*Exercise*:
Identify the lines that contain the string "sequence", then copy each of them.

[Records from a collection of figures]

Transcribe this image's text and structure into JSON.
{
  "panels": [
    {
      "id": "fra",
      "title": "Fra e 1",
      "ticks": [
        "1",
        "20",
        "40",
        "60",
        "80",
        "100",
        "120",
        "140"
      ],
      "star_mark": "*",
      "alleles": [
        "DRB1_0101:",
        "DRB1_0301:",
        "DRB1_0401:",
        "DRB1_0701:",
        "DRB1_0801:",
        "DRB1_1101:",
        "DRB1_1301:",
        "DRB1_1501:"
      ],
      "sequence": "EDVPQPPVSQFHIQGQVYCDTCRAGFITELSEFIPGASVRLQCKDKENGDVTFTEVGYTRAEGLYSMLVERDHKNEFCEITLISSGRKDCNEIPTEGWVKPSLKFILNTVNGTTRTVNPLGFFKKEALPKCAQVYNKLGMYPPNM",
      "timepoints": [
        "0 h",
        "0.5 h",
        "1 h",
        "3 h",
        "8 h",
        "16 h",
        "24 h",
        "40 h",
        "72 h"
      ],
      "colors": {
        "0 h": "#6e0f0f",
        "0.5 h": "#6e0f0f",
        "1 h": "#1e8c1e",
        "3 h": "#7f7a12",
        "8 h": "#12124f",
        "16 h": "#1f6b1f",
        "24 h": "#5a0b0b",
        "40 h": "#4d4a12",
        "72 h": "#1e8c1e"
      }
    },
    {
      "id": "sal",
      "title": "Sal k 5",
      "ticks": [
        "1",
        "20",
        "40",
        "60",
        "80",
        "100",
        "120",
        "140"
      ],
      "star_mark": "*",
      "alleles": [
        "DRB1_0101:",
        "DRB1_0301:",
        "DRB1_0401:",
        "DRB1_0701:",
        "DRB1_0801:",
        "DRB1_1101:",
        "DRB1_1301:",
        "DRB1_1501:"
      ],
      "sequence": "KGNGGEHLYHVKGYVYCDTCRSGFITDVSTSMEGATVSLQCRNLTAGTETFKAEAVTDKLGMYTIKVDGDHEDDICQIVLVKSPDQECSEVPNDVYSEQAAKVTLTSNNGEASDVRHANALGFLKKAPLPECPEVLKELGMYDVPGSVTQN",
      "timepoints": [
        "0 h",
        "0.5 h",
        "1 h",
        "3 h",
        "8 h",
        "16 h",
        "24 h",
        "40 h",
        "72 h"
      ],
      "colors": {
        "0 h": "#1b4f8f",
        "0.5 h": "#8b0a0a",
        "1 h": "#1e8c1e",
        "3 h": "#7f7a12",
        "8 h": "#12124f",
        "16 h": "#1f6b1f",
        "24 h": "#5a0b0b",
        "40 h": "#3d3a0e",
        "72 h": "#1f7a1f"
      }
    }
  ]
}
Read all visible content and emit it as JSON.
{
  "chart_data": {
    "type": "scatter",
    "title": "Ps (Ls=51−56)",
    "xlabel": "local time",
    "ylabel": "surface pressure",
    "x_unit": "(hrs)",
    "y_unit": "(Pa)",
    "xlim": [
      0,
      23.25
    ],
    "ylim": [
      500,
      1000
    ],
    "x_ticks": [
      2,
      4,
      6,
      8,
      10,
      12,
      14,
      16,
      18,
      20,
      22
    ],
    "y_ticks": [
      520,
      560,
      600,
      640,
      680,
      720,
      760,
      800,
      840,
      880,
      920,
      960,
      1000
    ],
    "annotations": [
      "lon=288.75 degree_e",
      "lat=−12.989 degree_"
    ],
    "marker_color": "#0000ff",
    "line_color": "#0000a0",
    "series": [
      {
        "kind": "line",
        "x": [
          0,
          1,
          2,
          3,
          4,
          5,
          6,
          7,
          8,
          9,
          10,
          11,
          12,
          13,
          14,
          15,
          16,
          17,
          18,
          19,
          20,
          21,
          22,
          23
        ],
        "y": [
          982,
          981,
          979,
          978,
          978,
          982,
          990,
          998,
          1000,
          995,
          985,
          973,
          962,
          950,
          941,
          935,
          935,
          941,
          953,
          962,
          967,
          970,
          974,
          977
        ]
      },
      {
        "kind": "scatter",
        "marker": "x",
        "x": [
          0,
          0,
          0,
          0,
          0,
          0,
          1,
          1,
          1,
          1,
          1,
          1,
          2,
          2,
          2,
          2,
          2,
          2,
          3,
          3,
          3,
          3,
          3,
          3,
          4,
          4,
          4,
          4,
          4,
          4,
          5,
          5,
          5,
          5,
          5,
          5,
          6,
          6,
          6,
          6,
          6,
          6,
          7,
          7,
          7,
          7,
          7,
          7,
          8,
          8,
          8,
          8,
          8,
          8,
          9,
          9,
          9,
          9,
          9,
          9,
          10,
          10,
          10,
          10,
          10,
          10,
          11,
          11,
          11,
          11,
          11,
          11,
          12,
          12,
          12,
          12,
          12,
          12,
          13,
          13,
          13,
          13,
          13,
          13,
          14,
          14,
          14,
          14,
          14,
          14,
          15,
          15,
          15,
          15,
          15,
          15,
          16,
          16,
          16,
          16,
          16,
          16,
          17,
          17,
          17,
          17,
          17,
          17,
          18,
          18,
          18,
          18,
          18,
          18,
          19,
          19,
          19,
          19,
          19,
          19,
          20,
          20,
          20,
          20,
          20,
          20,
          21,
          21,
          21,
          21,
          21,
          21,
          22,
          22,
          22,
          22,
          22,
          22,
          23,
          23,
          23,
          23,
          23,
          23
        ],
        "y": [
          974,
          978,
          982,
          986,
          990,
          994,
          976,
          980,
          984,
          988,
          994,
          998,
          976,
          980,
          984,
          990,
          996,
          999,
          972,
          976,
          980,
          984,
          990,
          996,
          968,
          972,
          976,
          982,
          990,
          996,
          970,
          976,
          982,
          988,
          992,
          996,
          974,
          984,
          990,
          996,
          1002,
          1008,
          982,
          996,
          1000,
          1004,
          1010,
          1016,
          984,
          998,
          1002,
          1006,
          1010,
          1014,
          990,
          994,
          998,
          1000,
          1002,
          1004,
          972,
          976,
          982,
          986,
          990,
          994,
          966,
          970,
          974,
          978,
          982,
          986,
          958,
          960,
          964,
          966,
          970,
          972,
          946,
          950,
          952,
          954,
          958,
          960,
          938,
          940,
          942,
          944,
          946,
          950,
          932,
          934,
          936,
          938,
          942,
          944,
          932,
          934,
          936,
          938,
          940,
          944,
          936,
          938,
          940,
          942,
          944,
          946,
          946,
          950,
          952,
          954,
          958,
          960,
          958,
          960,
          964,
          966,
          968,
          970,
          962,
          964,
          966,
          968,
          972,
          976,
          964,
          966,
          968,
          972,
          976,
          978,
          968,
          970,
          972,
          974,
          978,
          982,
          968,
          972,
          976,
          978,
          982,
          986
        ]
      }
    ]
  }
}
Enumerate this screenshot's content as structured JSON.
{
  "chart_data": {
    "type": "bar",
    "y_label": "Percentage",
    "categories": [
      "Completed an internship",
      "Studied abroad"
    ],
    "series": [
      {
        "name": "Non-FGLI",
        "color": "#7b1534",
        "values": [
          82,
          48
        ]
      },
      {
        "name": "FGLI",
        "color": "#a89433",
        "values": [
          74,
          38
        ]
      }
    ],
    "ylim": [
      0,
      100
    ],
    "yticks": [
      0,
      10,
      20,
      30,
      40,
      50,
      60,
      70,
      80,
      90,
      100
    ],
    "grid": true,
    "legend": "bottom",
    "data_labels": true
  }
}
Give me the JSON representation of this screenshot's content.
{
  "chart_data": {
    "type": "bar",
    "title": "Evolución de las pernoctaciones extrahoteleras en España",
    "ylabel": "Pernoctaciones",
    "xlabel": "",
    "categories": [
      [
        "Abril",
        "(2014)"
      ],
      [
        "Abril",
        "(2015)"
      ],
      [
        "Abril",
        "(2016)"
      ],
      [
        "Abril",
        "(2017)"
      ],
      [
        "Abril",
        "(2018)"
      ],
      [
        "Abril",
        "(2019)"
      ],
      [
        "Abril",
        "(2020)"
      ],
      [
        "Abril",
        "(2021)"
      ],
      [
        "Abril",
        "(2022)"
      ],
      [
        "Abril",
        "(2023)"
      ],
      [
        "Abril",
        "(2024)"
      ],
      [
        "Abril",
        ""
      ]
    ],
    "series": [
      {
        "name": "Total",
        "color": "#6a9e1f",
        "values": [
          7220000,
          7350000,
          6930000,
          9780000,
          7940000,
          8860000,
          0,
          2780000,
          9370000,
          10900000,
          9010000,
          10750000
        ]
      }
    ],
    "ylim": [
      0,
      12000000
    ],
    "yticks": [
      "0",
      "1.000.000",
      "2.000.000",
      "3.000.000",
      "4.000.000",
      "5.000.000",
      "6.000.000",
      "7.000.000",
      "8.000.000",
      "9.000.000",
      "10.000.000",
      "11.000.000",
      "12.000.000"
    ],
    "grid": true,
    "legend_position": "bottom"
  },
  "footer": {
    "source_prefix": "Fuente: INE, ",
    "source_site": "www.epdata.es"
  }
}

*Answer to this task*:
      "sequence": "EDVPQPPVSQFHIQGQVYCDTCRAGFITELSEFIPGASVRLQCKDKENGDVTFTEVGYTRAEGLYSMLVERDHKNEFCEITLISSGRKDCNEIPTEGWVKPSLKFILNTVNGTTRTVNPLGFFKKEALPKCAQVYNKLGMYPPNM",
      "sequence": "KGNGGEHLYHVKGYVYCDTCRSGFITDVSTSMEGATVSLQCRNLTAGTETFKAEAVTDKLGMYTIKVDGDHEDDICQIVLVKSPDQECSEVPNDVYSEQAAKVTLTSNNGEASDVRHANALGFLKKAPLPECPEVLKELGMYDVPGSVTQN",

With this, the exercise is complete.